Requirement: Check every line in the records below for the word "登顿生曾阴" and report how many have it, nothing more.

Provided data:

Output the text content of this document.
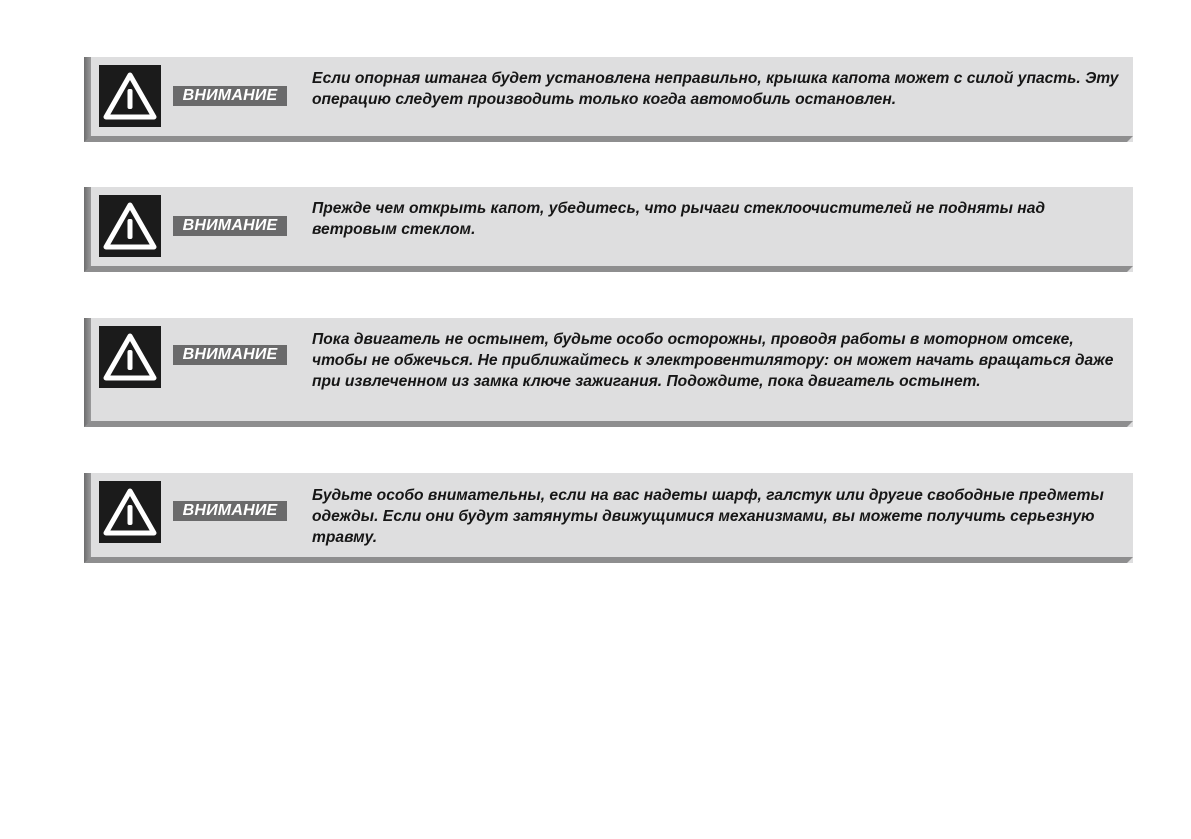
ВНИМАНИЕ

Если опорная штанга будет установлена неправильно, крышка капота может с силой упасть. Эту операцию следует производить только когда автомобиль остановлен.

ВНИМАНИЕ

Прежде чем открыть капот, убедитесь, что рычаги стеклоочистителей не подняты над ветровым стеклом.

ВНИМАНИЕ

Пока двигатель не остынет, будьте особо осторожны, проводя работы в моторном отсеке, чтобы не обжечься. Не приближайтесь к электровентилятору: он может начать вращаться даже при извлеченном из замка ключе зажигания. Подождите, пока двигатель остынет.

ВНИМАНИЕ

Будьте особо внимательны, если на вас надеты шарф, галстук или другие свободные предметы одежды. Если они будут затянуты движущимися механизмами, вы можете получить серьезную травму.
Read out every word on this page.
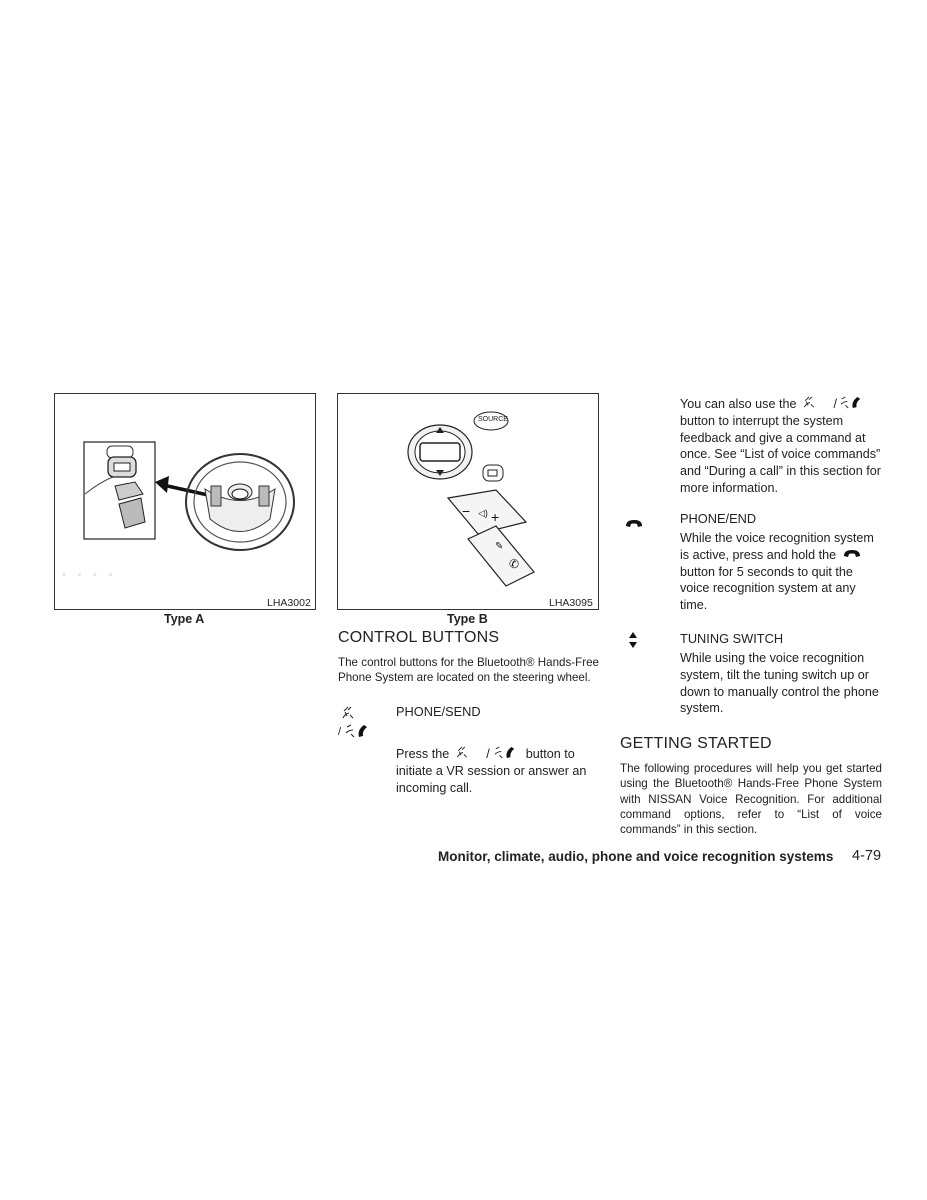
. . . .
LHA3002
Type A
− ◁) +
✎
✆
SOURCE
LHA3095
Type B
CONTROL BUTTONS
The control buttons for the Bluetooth® Hands-Free Phone System are located on the steering wheel.
PHONE/SEND
/
Press the	/	button to
initiate a VR session or answer an incoming call.
You can also use the	/
button to interrupt the system feedback and give a command at once. See “List of voice commands” and “During a call” in this section for more information.
PHONE/END
While the voice recognition system
is active, press and hold the
button for 5 seconds to quit the voice recognition system at any time.
TUNING SWITCH
While using the voice recognition system, tilt the tuning switch up or down to manually control the phone system.
GETTING STARTED
The following procedures will help you get started using the Bluetooth® Hands-Free Phone System with NISSAN Voice Recognition. For additional command options, refer to “List of voice commands” in this section.
Monitor, climate, audio, phone and voice recognition systems 4-79
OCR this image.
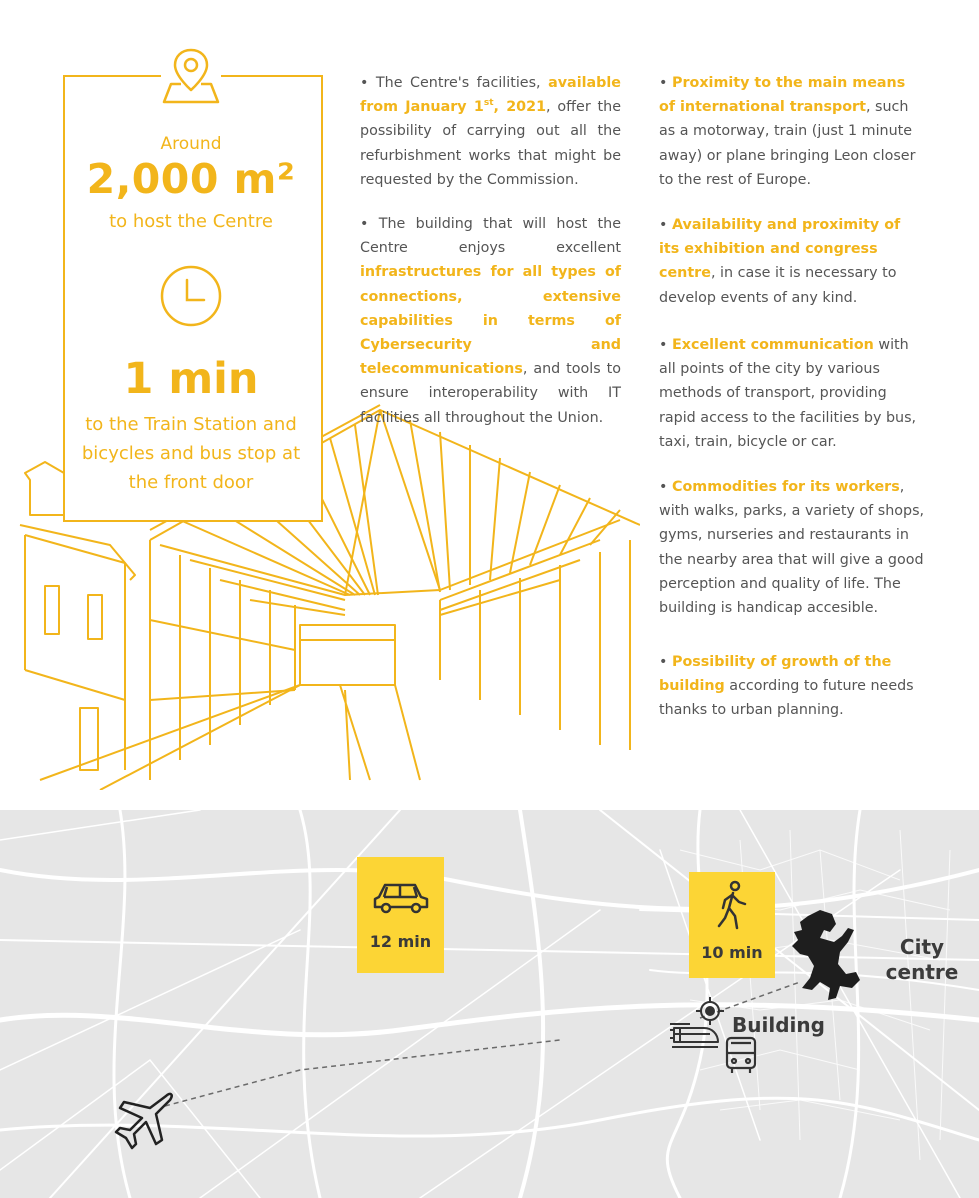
Around
2,000 m²
to host the Centre
1 min
to the Train Station and
bicycles and bus stop at
the front door

• The Centre's facilities, available from January 1st, 2021, offer the possibility of carrying out all the refurbishment works that might be requested by the Commission.

• The building that will host the Centre enjoys excellent infrastructures for all types of connections, extensive capabilities in terms of Cybersecurity and telecommunications, and tools to ensure interoperability with IT facilities all throughout the Union.

• Proximity to the main means of international transport, such as a motorway, train (just 1 minute away) or plane bringing Leon closer to the rest of Europe.

• Availability and proximity of its exhibition and congress centre, in case it is necessary to develop events of any kind.

• Excellent communication with all points of the city by various methods of transport, providing rapid access to the facilities by bus, taxi, train, bicycle or car.

• Commodities for its workers, with walks, parks, a variety of shops, gyms, nurseries and restaurants in the nearby area that will give a good perception and quality of life. The building is handicap accesible.

• Possibility of growth of the building according to future needs thanks to urban planning.

12 min
10 min	City
centre
Building
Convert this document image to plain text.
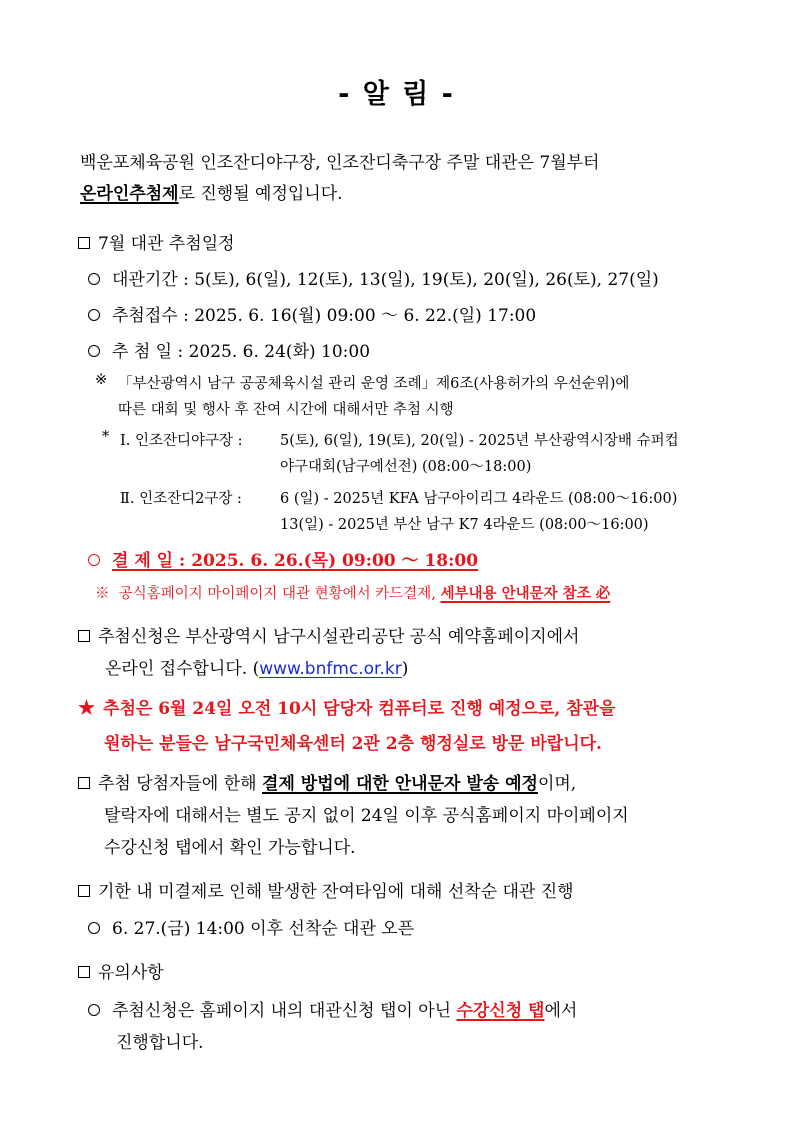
- 알 림 -
백운포체육공원 인조잔디야구장, 인조잔디축구장 주말 대관은 7월부터
온라인추첨제로 진행될 예정입니다.
7월 대관 추첨일정
대관기간 : 5(토), 6(일), 12(토), 13(일), 19(토), 20(일), 26(토), 27(일)
추첨접수 : 2025. 6. 16(월) 09:00 ～ 6. 22.(일) 17:00
추 첨 일 : 2025. 6. 24(화) 10:00
※ 「부산광역시 남구 공공체육시설 관리 운영 조례」제6조(사용허가의 우선순위)에
따른 대회 및 행사 후 잔여 시간에 대해서만 추첨 시행
* Ⅰ. 인조잔디야구장 :	5(토), 6(일), 19(토), 20(일) - 2025년 부산광역시장배 슈퍼컵
야구대회(남구예선전) (08:00～18:00)
Ⅱ. 인조잔디2구장 :	6 (일) - 2025년 KFA 남구아이리그 4라운드 (08:00～16:00)
13(일) - 2025년 부산 남구 K7 4라운드 (08:00～16:00)
결 제 일 : 2025. 6. 26.(목) 09:00 ～ 18:00
※ 공식홈페이지 마이페이지 대관 현황에서 카드결제, 세부내용 안내문자 참조 必
추첨신청은 부산광역시 남구시설관리공단 공식 예약홈페이지에서
온라인 접수합니다. (www.bnfmc.or.kr)
★ 추첨은 6월 24일 오전 10시 담당자 컴퓨터로 진행 예정으로, 참관을
원하는 분들은 남구국민체육센터 2관 2층 행정실로 방문 바랍니다.
추첨 당첨자들에 한해 결제 방법에 대한 안내문자 발송 예정이며,
탈락자에 대해서는 별도 공지 없이 24일 이후 공식홈페이지 마이페이지
수강신청 탭에서 확인 가능합니다.
기한 내 미결제로 인해 발생한 잔여타임에 대해 선착순 대관 진행
6. 27.(금) 14:00 이후 선착순 대관 오픈
유의사항
추첨신청은 홈페이지 내의 대관신청 탭이 아닌 수강신청 탭에서
진행합니다.
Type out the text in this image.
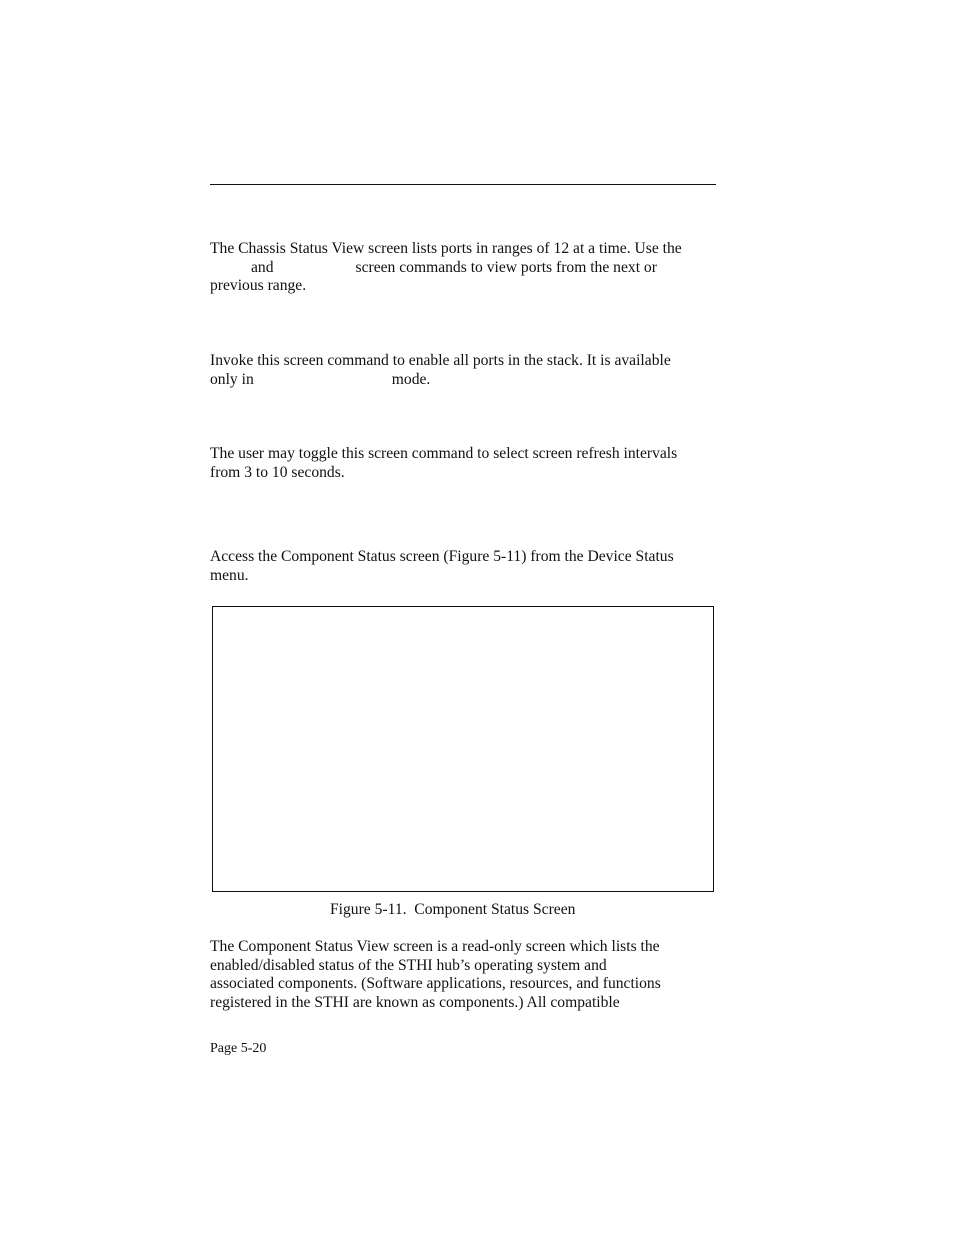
The Chassis Status View screen lists ports in ranges of 12 at a time. Use the
and	screen commands to view ports from the next or
previous range.
Invoke this screen command to enable all ports in the stack. It is available
only in	mode.
The user may toggle this screen command to select screen refresh intervals
from 3 to 10 seconds.
Access the Component Status screen (Figure 5-11) from the Device Status
menu.
Figure 5-11.  Component Status Screen
The Component Status View screen is a read-only screen which lists the
enabled/disabled status of the STHI hub’s operating system and
associated components. (Software applications, resources, and functions
registered in the STHI are known as components.) All compatible
Page 5-20
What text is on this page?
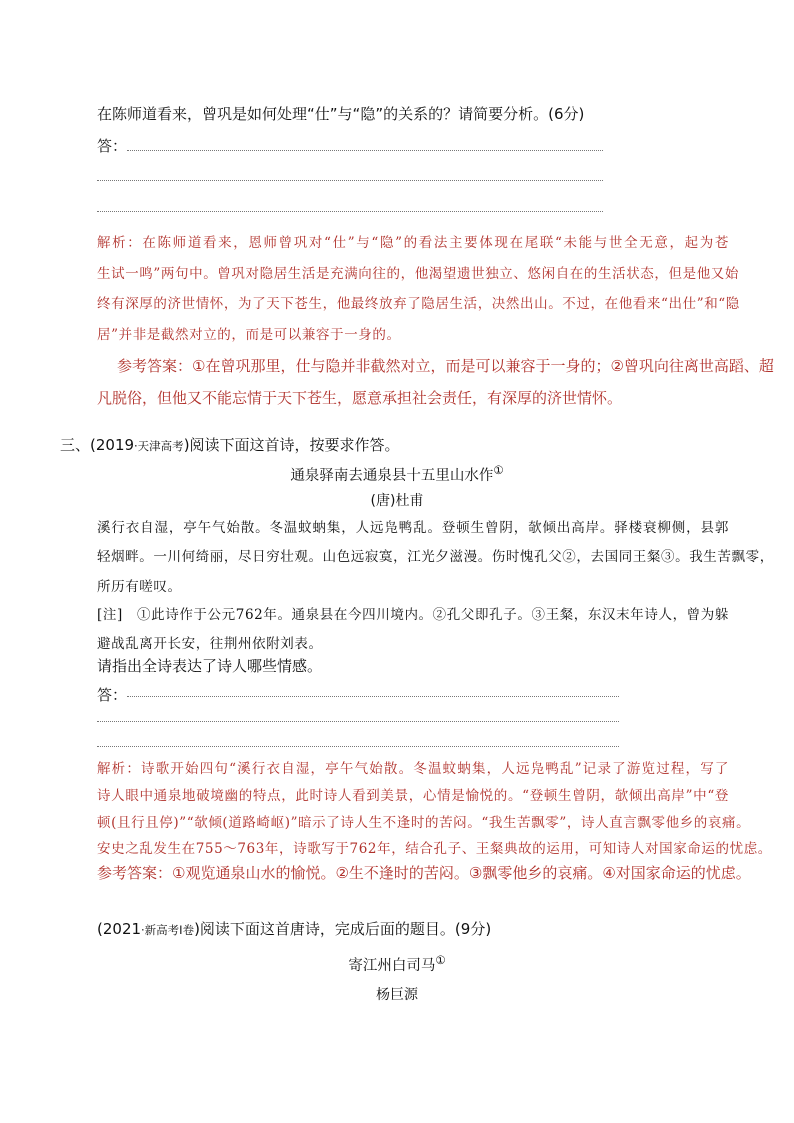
在陈师道看来，曾巩是如何处理“仕”与“隐”的关系的？请简要分析。(6分)
答：
解析：在陈师道看来，恩师曾巩对“仕”与“隐”的看法主要体现在尾联“未能与世全无意，起为苍
生试一鸣”两句中。曾巩对隐居生活是充满向往的，他渴望遗世独立、悠闲自在的生活状态，但是他又始
终有深厚的济世情怀，为了天下苍生，他最终放弃了隐居生活，决然出山。不过，在他看来“出仕”和“隐
居”并非是截然对立的，而是可以兼容于一身的。
参考答案：①在曾巩那里，仕与隐并非截然对立，而是可以兼容于一身的；②曾巩向往离世高蹈、超
凡脱俗，但他又不能忘情于天下苍生，愿意承担社会责任，有深厚的济世情怀。
三、(2019·天津高考)阅读下面这首诗，按要求作答。
通泉驿南去通泉县十五里山水作①
(唐)杜甫
溪行衣自湿，亭午气始散。冬温蚊蚋集，人远凫鸭乱。登顿生曾阴，欹倾出高岸。驿楼衰柳侧，县郭
轻烟畔。一川何绮丽，尽日穷壮观。山色远寂寞，江光夕滋漫。伤时愧孔父②，去国同王粲③。我生苦飘零，
所历有嗟叹。
[注]　①此诗作于公元762年。通泉县在今四川境内。②孔父即孔子。③王粲，东汉末年诗人，曾为躲
避战乱离开长安，往荆州依附刘表。
请指出全诗表达了诗人哪些情感。
答：
解析：诗歌开始四句“溪行衣自湿，亭午气始散。冬温蚊蚋集，人远凫鸭乱”记录了游览过程，写了
诗人眼中通泉地破境幽的特点，此时诗人看到美景，心情是愉悦的。“登顿生曾阴，欹倾出高岸”中“登
顿(且行且停)”“欹倾(道路崎岖)”暗示了诗人生不逢时的苦闷。“我生苦飘零”，诗人直言飘零他乡的哀痛。
安史之乱发生在755～763年，诗歌写于762年，结合孔子、王粲典故的运用，可知诗人对国家命运的忧虑。
参考答案：①观览通泉山水的愉悦。②生不逢时的苦闷。③飘零他乡的哀痛。④对国家命运的忧虑。
(2021·新高考Ⅰ卷)阅读下面这首唐诗，完成后面的题目。(9分)
寄江州白司马①
杨巨源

The response: 2